Given information:
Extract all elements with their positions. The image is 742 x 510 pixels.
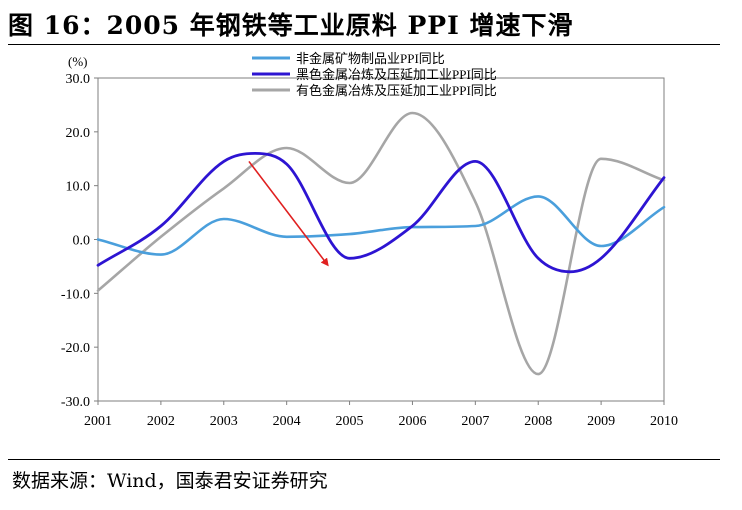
x-tick-label: 2003 bbox=[210, 414, 238, 429]
y-tick-label: -10.0 bbox=[61, 287, 90, 302]
legend-label-0: 非金属矿物制品业PPI同比 bbox=[296, 51, 445, 66]
y-tick-label: 0.0 bbox=[73, 234, 91, 249]
title-divider bbox=[8, 44, 720, 45]
legend: 非金属矿物制品业PPI同比黑色金属冶炼及压延加工业PPI同比有色金属冶炼及压延加… bbox=[252, 51, 497, 98]
source-note: 数据来源：Wind，国泰君安证券研究 bbox=[12, 470, 328, 492]
series-line-2 bbox=[96, 111, 666, 376]
x-tick-label: 2001 bbox=[84, 414, 112, 429]
series-line-0 bbox=[96, 195, 666, 256]
x-tick-label: 2010 bbox=[650, 414, 678, 429]
y-tick-label: 20.0 bbox=[66, 126, 91, 141]
legend-label-2: 有色金属冶炼及压延加工业PPI同比 bbox=[296, 83, 497, 98]
y-tick-label: 10.0 bbox=[66, 180, 91, 195]
y-axis-unit-label: (%) bbox=[68, 54, 88, 69]
y-tick-label: -30.0 bbox=[61, 395, 90, 410]
plot-area-frame bbox=[97, 77, 665, 402]
trend-arrow bbox=[248, 160, 329, 267]
x-tick-label: 2008 bbox=[524, 414, 552, 429]
y-tick-label: 30.0 bbox=[66, 72, 91, 87]
x-tick-label: 2002 bbox=[147, 414, 175, 429]
annotations bbox=[248, 160, 329, 267]
x-tick-label: 2005 bbox=[336, 414, 364, 429]
y-tick-label: -20.0 bbox=[61, 341, 90, 356]
chart-title: 图 16：2005 年钢铁等工业原料 PPI 增速下滑 bbox=[8, 11, 574, 40]
source-divider bbox=[8, 459, 720, 460]
series-line-1 bbox=[96, 152, 666, 274]
x-tick-label: 2004 bbox=[273, 414, 301, 429]
legend-label-1: 黑色金属冶炼及压延加工业PPI同比 bbox=[296, 67, 497, 82]
x-tick-label: 2007 bbox=[461, 414, 489, 429]
y-axis: 30.0 20.0 10.0 0.0 -10.0 -20.0 -30.0 bbox=[61, 72, 98, 410]
x-tick-label: 2006 bbox=[398, 414, 426, 429]
x-axis: 2001 2002 2003 2004 2005 2006 2007 2008 2009 2010 bbox=[84, 401, 678, 429]
x-tick-label: 2009 bbox=[587, 414, 615, 429]
series-lines bbox=[96, 111, 666, 376]
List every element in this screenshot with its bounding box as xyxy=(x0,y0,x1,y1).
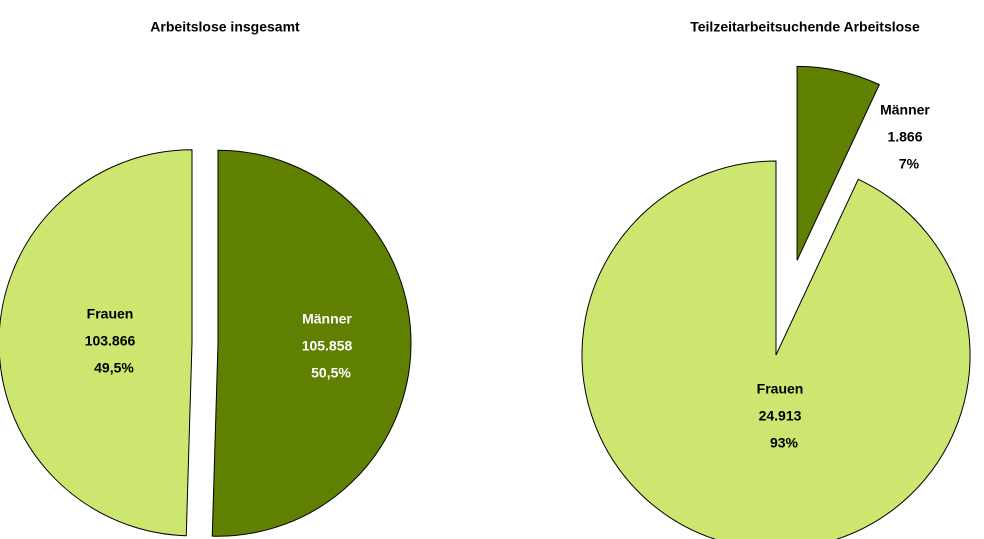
pie-slice xyxy=(0,149,193,537)
data-label: Männer xyxy=(302,311,352,327)
pie-slice xyxy=(211,149,412,537)
data-label: 1.866 xyxy=(887,129,922,145)
data-label: 103.866 xyxy=(85,333,136,349)
data-label: 105.858 xyxy=(302,338,353,354)
pie-slice xyxy=(796,65,880,261)
pie-slice xyxy=(581,160,971,539)
chart-title: Arbeitslose insgesamt xyxy=(150,19,300,35)
data-label: 93% xyxy=(770,435,799,451)
data-label: Frauen xyxy=(87,306,134,322)
data-label: 24.913 xyxy=(759,408,802,424)
data-label: Männer xyxy=(880,102,930,118)
data-label: 50,5% xyxy=(311,365,351,381)
data-label: 49,5% xyxy=(94,360,134,376)
data-label: Frauen xyxy=(757,381,804,397)
data-label: 7% xyxy=(899,156,920,172)
chart-title: Teilzeitarbeitsuchende Arbeitslose xyxy=(690,19,920,35)
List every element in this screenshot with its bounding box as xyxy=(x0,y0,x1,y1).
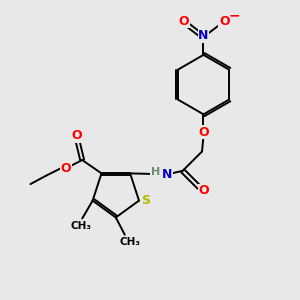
Text: CH₃: CH₃ xyxy=(70,221,91,231)
Text: O: O xyxy=(198,126,209,139)
Text: N: N xyxy=(198,29,209,42)
Text: CH₃: CH₃ xyxy=(120,236,141,247)
Text: N: N xyxy=(162,168,172,181)
Text: O: O xyxy=(219,14,230,28)
Text: S: S xyxy=(141,194,150,207)
Text: O: O xyxy=(198,184,209,197)
Text: O: O xyxy=(71,129,82,142)
Text: O: O xyxy=(61,162,71,175)
Text: −: − xyxy=(229,9,241,23)
Text: H: H xyxy=(151,167,160,177)
Text: O: O xyxy=(178,14,189,28)
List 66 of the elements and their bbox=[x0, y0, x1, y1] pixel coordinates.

Work required:
Reproduce every one of the lines above verbatim, from the first to the last, and leave the pictures out of your answer.

Output for this task:
Extract all elements with their positions. The image is 742 x 510 pixels.
x-tick-label: 2003 bbox=[210, 414, 238, 429]
y-tick-label: -10.0 bbox=[61, 287, 90, 302]
legend-label-0: 非金属矿物制品业PPI同比 bbox=[296, 51, 445, 66]
y-tick-label: 0.0 bbox=[73, 234, 91, 249]
title-divider bbox=[8, 44, 720, 45]
legend: 非金属矿物制品业PPI同比黑色金属冶炼及压延加工业PPI同比有色金属冶炼及压延加… bbox=[252, 51, 497, 98]
source-note: 数据来源：Wind，国泰君安证券研究 bbox=[12, 470, 328, 492]
series-line-2 bbox=[96, 111, 666, 376]
x-tick-label: 2001 bbox=[84, 414, 112, 429]
series-line-0 bbox=[96, 195, 666, 256]
x-tick-label: 2010 bbox=[650, 414, 678, 429]
y-tick-label: 20.0 bbox=[66, 126, 91, 141]
legend-label-2: 有色金属冶炼及压延加工业PPI同比 bbox=[296, 83, 497, 98]
y-tick-label: 10.0 bbox=[66, 180, 91, 195]
y-axis-unit-label: (%) bbox=[68, 54, 88, 69]
y-tick-label: -30.0 bbox=[61, 395, 90, 410]
plot-area-frame bbox=[97, 77, 665, 402]
trend-arrow bbox=[248, 160, 329, 267]
x-tick-label: 2008 bbox=[524, 414, 552, 429]
y-tick-label: 30.0 bbox=[66, 72, 91, 87]
x-tick-label: 2002 bbox=[147, 414, 175, 429]
annotations bbox=[248, 160, 329, 267]
x-tick-label: 2005 bbox=[336, 414, 364, 429]
y-tick-label: -20.0 bbox=[61, 341, 90, 356]
chart-title: 图 16：2005 年钢铁等工业原料 PPI 增速下滑 bbox=[8, 11, 574, 40]
source-divider bbox=[8, 459, 720, 460]
series-line-1 bbox=[96, 152, 666, 274]
x-tick-label: 2004 bbox=[273, 414, 301, 429]
legend-label-1: 黑色金属冶炼及压延加工业PPI同比 bbox=[296, 67, 497, 82]
x-tick-label: 2007 bbox=[461, 414, 489, 429]
y-axis: 30.0 20.0 10.0 0.0 -10.0 -20.0 -30.0 bbox=[61, 72, 98, 410]
x-tick-label: 2006 bbox=[398, 414, 426, 429]
x-axis: 2001 2002 2003 2004 2005 2006 2007 2008 2009 2010 bbox=[84, 401, 678, 429]
x-tick-label: 2009 bbox=[587, 414, 615, 429]
series-lines bbox=[96, 111, 666, 376]
List every element in this screenshot with its bounding box as xyxy=(x0,y0,x1,y1).
pie-slice xyxy=(0,149,193,537)
data-label: Männer xyxy=(302,311,352,327)
pie-slice xyxy=(211,149,412,537)
data-label: 1.866 xyxy=(887,129,922,145)
data-label: 103.866 xyxy=(85,333,136,349)
data-label: 105.858 xyxy=(302,338,353,354)
pie-slice xyxy=(796,65,880,261)
pie-slice xyxy=(581,160,971,539)
chart-title: Arbeitslose insgesamt xyxy=(150,19,300,35)
data-label: 93% xyxy=(770,435,799,451)
data-label: Frauen xyxy=(87,306,134,322)
data-label: 24.913 xyxy=(759,408,802,424)
data-label: Männer xyxy=(880,102,930,118)
data-label: 50,5% xyxy=(311,365,351,381)
data-label: 49,5% xyxy=(94,360,134,376)
data-label: Frauen xyxy=(757,381,804,397)
data-label: 7% xyxy=(899,156,920,172)
chart-title: Teilzeitarbeitsuchende Arbeitslose xyxy=(690,19,920,35)
List every element in this screenshot with its bounding box as xyxy=(x0,y0,x1,y1).
Text: CH₃: CH₃ xyxy=(70,221,91,231)
Text: O: O xyxy=(198,126,209,139)
Text: N: N xyxy=(198,29,209,42)
Text: CH₃: CH₃ xyxy=(120,236,141,247)
Text: N: N xyxy=(162,168,172,181)
Text: O: O xyxy=(219,14,230,28)
Text: S: S xyxy=(141,194,150,207)
Text: O: O xyxy=(198,184,209,197)
Text: O: O xyxy=(71,129,82,142)
Text: O: O xyxy=(61,162,71,175)
Text: −: − xyxy=(229,9,241,23)
Text: H: H xyxy=(151,167,160,177)
Text: O: O xyxy=(178,14,189,28)
List 66 of the elements and their bbox=[x0, y0, x1, y1] pixel coordinates.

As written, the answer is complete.